### Aim
Render every line of the records below as a numbered list, leaving out any blank lines.

──────── Listed records

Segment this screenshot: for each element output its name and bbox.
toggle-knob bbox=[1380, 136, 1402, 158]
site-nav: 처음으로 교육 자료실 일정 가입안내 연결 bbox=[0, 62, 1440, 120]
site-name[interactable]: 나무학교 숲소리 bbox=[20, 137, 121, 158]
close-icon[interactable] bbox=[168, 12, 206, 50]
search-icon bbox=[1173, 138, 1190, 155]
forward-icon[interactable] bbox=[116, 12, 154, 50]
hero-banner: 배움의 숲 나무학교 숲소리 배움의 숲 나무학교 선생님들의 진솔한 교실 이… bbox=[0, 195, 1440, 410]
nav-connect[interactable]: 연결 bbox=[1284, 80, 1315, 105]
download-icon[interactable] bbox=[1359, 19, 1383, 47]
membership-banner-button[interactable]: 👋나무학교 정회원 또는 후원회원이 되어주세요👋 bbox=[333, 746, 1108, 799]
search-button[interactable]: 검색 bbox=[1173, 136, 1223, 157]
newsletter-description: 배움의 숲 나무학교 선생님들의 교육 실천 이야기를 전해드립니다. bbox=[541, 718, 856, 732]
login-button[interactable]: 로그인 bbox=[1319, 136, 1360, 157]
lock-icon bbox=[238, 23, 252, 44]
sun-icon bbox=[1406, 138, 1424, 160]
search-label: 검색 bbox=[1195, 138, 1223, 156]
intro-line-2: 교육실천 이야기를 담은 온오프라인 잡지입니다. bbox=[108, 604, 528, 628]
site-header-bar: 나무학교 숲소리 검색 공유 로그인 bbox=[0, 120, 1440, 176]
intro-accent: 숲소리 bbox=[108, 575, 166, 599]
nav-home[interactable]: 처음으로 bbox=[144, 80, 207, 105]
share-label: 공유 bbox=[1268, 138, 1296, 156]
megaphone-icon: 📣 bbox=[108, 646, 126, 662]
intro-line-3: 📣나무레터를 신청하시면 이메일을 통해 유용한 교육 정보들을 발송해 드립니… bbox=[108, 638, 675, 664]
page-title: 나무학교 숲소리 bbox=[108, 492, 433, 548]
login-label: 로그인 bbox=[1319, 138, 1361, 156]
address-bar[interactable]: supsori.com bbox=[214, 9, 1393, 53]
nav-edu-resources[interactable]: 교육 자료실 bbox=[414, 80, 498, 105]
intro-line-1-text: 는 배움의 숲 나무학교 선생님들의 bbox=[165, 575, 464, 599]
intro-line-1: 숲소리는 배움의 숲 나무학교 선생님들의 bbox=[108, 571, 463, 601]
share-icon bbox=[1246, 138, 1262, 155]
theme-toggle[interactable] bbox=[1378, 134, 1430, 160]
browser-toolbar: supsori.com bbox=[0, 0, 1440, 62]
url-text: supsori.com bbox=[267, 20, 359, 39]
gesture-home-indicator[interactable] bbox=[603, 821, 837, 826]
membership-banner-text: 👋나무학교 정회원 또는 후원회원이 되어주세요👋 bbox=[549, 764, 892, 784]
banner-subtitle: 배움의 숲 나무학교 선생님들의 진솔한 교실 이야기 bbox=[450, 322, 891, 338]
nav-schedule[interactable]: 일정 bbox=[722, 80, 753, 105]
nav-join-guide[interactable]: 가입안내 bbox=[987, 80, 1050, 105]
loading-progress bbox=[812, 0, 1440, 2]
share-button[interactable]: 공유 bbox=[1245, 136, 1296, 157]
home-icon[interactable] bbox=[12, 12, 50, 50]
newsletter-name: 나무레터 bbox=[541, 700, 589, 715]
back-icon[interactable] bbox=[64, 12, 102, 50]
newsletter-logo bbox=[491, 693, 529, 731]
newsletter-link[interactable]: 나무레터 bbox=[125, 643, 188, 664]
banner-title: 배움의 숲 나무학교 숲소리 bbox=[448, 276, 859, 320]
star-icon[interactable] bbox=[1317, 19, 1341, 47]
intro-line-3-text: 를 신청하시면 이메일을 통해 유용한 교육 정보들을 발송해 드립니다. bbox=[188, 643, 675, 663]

────────────────

### Answer to the exercise
1. Segment this screenshot: for each element output its name and bbox.
2. toggle-knob bbox=[1380, 136, 1402, 158]
3. site-nav: 처음으로 교육 자료실 일정 가입안내 연결 bbox=[0, 62, 1440, 120]
4. site-name[interactable]: 나무학교 숲소리 bbox=[20, 137, 121, 158]
5. close-icon[interactable] bbox=[168, 12, 206, 50]
6. search-icon bbox=[1173, 138, 1190, 155]
7. forward-icon[interactable] bbox=[116, 12, 154, 50]
8. hero-banner: 배움의 숲 나무학교 숲소리 배움의 숲 나무학교 선생님들의 진솔한 교실 이… bbox=[0, 195, 1440, 410]
9. nav-connect[interactable]: 연결 bbox=[1284, 80, 1315, 105]
10. download-icon[interactable] bbox=[1359, 19, 1383, 47]
11. membership-banner-button[interactable]: 👋나무학교 정회원 또는 후원회원이 되어주세요👋 bbox=[333, 746, 1108, 799]
12. search-button[interactable]: 검색 bbox=[1173, 136, 1223, 157]
13. newsletter-description: 배움의 숲 나무학교 선생님들의 교육 실천 이야기를 전해드립니다. bbox=[541, 718, 856, 732]
14. login-button[interactable]: 로그인 bbox=[1319, 136, 1360, 157]
15. lock-icon bbox=[238, 23, 252, 44]
16. sun-icon bbox=[1406, 138, 1424, 160]
17. search-label: 검색 bbox=[1195, 138, 1223, 156]
18. intro-line-2: 교육실천 이야기를 담은 온오프라인 잡지입니다. bbox=[108, 604, 528, 628]
19. site-header-bar: 나무학교 숲소리 검색 공유 로그인 bbox=[0, 120, 1440, 176]
20. intro-accent: 숲소리 bbox=[108, 575, 166, 599]
21. nav-home[interactable]: 처음으로 bbox=[144, 80, 207, 105]
22. share-label: 공유 bbox=[1268, 138, 1296, 156]
23. megaphone-icon: 📣 bbox=[108, 646, 126, 662]
24. intro-line-3: 📣나무레터를 신청하시면 이메일을 통해 유용한 교육 정보들을 발송해 드립니… bbox=[108, 638, 675, 664]
25. page-title: 나무학교 숲소리 bbox=[108, 492, 433, 548]
26. login-label: 로그인 bbox=[1319, 138, 1361, 156]
27. address-bar[interactable]: supsori.com bbox=[214, 9, 1393, 53]
28. nav-edu-resources[interactable]: 교육 자료실 bbox=[414, 80, 498, 105]
29. intro-line-1-text: 는 배움의 숲 나무학교 선생님들의 bbox=[165, 575, 464, 599]
30. intro-line-1: 숲소리는 배움의 숲 나무학교 선생님들의 bbox=[108, 571, 463, 601]
31. share-icon bbox=[1246, 138, 1262, 155]
32. theme-toggle[interactable] bbox=[1378, 134, 1430, 160]
33. browser-toolbar: supsori.com bbox=[0, 0, 1440, 62]
34. url-text: supsori.com bbox=[267, 20, 359, 39]
35. gesture-home-indicator[interactable] bbox=[603, 821, 837, 826]
36. membership-banner-text: 👋나무학교 정회원 또는 후원회원이 되어주세요👋 bbox=[549, 764, 892, 784]
37. banner-subtitle: 배움의 숲 나무학교 선생님들의 진솔한 교실 이야기 bbox=[450, 322, 891, 338]
38. nav-schedule[interactable]: 일정 bbox=[722, 80, 753, 105]
39. nav-join-guide[interactable]: 가입안내 bbox=[987, 80, 1050, 105]
40. loading-progress bbox=[812, 0, 1440, 2]
41. share-button[interactable]: 공유 bbox=[1245, 136, 1296, 157]
42. home-icon[interactable] bbox=[12, 12, 50, 50]
43. newsletter-name: 나무레터 bbox=[541, 700, 589, 715]
44. back-icon[interactable] bbox=[64, 12, 102, 50]
45. newsletter-logo bbox=[491, 693, 529, 731]
46. newsletter-link[interactable]: 나무레터 bbox=[125, 643, 188, 664]
47. banner-title: 배움의 숲 나무학교 숲소리 bbox=[448, 276, 859, 320]
48. star-icon[interactable] bbox=[1317, 19, 1341, 47]
49. intro-line-3-text: 를 신청하시면 이메일을 통해 유용한 교육 정보들을 발송해 드립니다. bbox=[188, 643, 675, 663]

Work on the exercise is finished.